Problem requirements:
Count every line in the entries that contains "западном". Report that count alone.

Data to process:
============

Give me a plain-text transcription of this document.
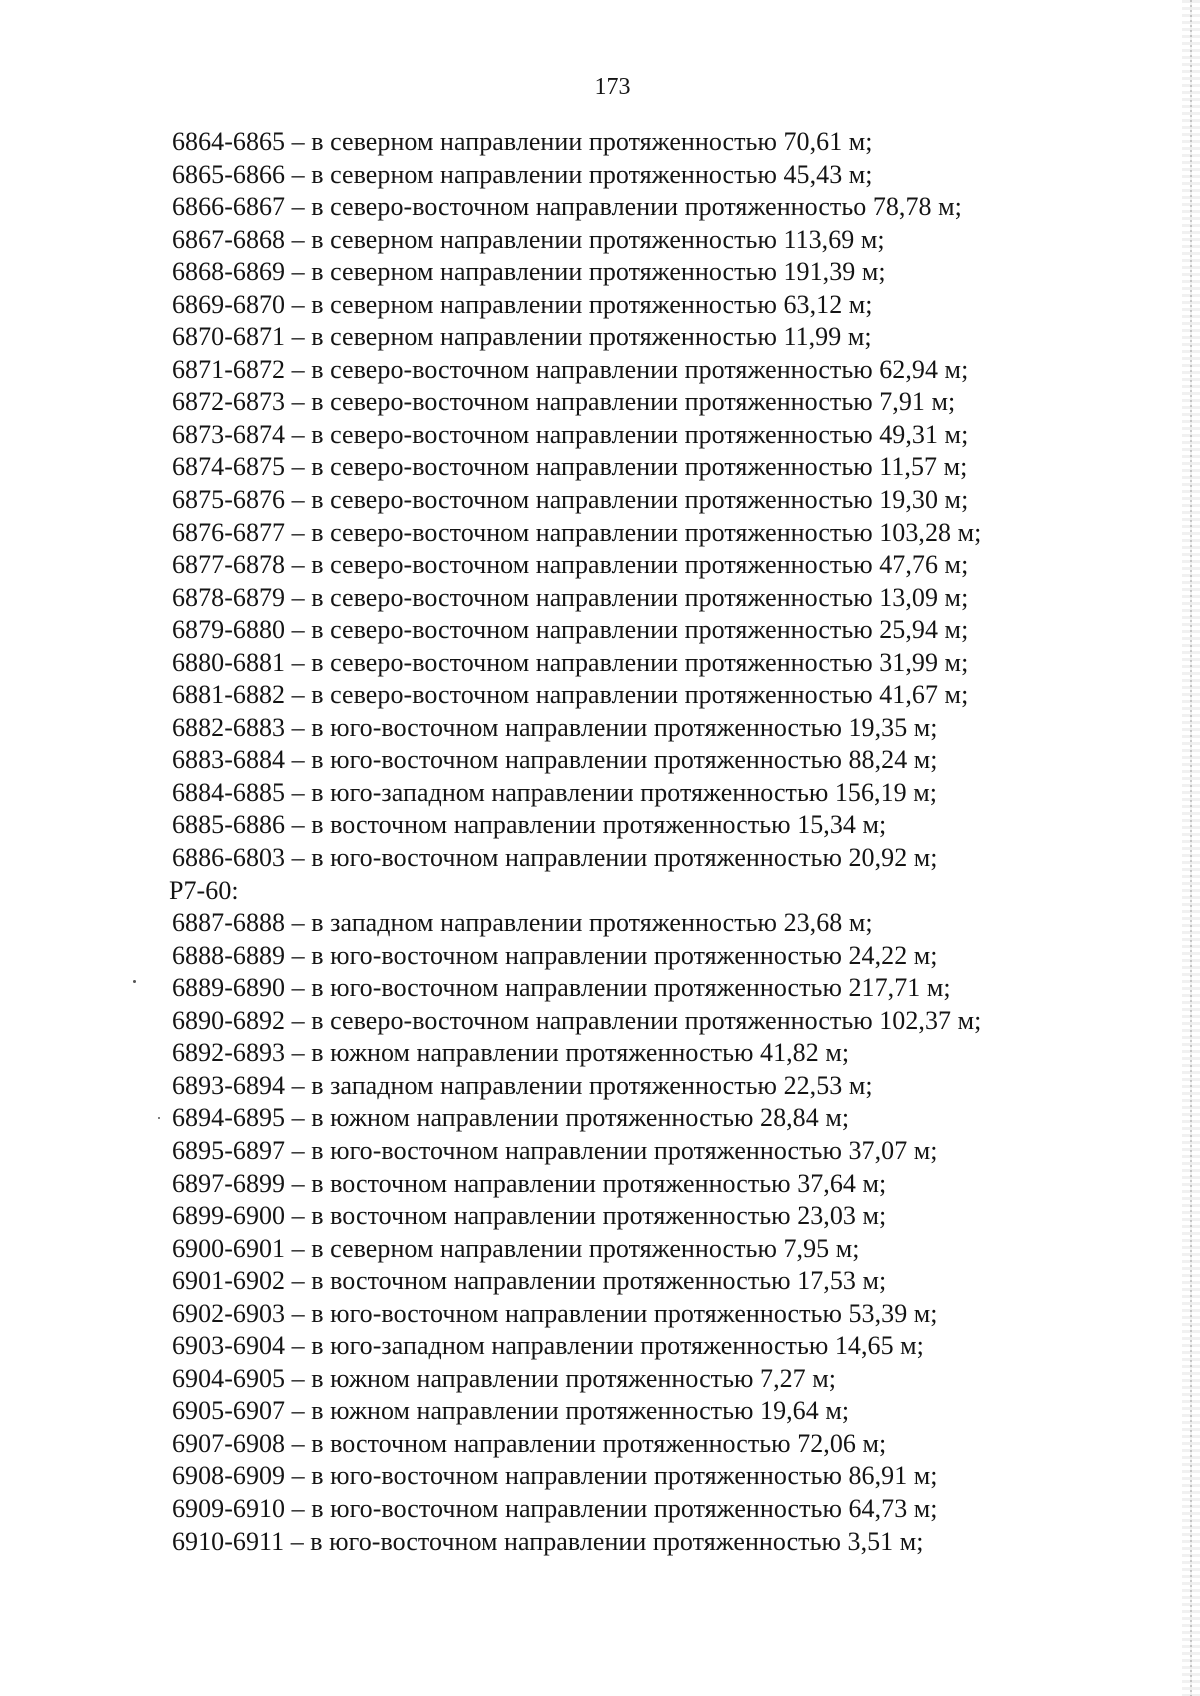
173
6864-6865 – в северном направлении протяженностью 70,61 м;
6865-6866 – в северном направлении протяженностью 45,43 м;
6866-6867 – в северо-восточном направлении протяженностьо 78,78 м;
6867-6868 – в северном направлении протяженностью 113,69 м;
6868-6869 – в северном направлении протяженностью 191,39 м;
6869-6870 – в северном направлении протяженностью 63,12 м;
6870-6871 – в северном направлении протяженностью 11,99 м;
6871-6872 – в северо-восточном направлении протяженностью 62,94 м;
6872-6873 – в северо-восточном направлении протяженностью 7,91 м;
6873-6874 – в северо-восточном направлении протяженностью 49,31 м;
6874-6875 – в северо-восточном направлении протяженностью 11,57 м;
6875-6876 – в северо-восточном направлении протяженностью 19,30 м;
6876-6877 – в северо-восточном направлении протяженностью 103,28 м;
6877-6878 – в северо-восточном направлении протяженностью 47,76 м;
6878-6879 – в северо-восточном направлении протяженностью 13,09 м;
6879-6880 – в северо-восточном направлении протяженностью 25,94 м;
6880-6881 – в северо-восточном направлении протяженностью 31,99 м;
6881-6882 – в северо-восточном направлении протяженностью 41,67 м;
6882-6883 – в юго-восточном направлении протяженностью 19,35 м;
6883-6884 – в юго-восточном направлении протяженностью 88,24 м;
6884-6885 – в юго-западном направлении протяженностью 156,19 м;
6885-6886 – в восточном направлении протяженностью 15,34 м;
6886-6803 – в юго-восточном направлении протяженностью 20,92 м;
Р7-60:
6887-6888 – в западном направлении протяженностью 23,68 м;
6888-6889 – в юго-восточном направлении протяженностью 24,22 м;
6889-6890 – в юго-восточном направлении протяженностью 217,71 м;
6890-6892 – в северо-восточном направлении протяженностью 102,37 м;
6892-6893 – в южном направлении протяженностью 41,82 м;
6893-6894 – в западном направлении протяженностью 22,53 м;
6894-6895 – в южном направлении протяженностью 28,84 м;
6895-6897 – в юго-восточном направлении протяженностью 37,07 м;
6897-6899 – в восточном направлении протяженностью 37,64 м;
6899-6900 – в восточном направлении протяженностью 23,03 м;
6900-6901 – в северном направлении протяженностью 7,95 м;
6901-6902 – в восточном направлении протяженностью 17,53 м;
6902-6903 – в юго-восточном направлении протяженностью 53,39 м;
6903-6904 – в юго-западном направлении протяженностью 14,65 м;
6904-6905 – в южном направлении протяженностью 7,27 м;
6905-6907 – в южном направлении протяженностью 19,64 м;
6907-6908 – в восточном направлении протяженностью 72,06 м;
6908-6909 – в юго-восточном направлении протяженностью 86,91 м;
6909-6910 – в юго-восточном направлении протяженностью 64,73 м;
6910-6911 – в юго-восточном направлении протяженностью 3,51 м;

============

Problem solution:
4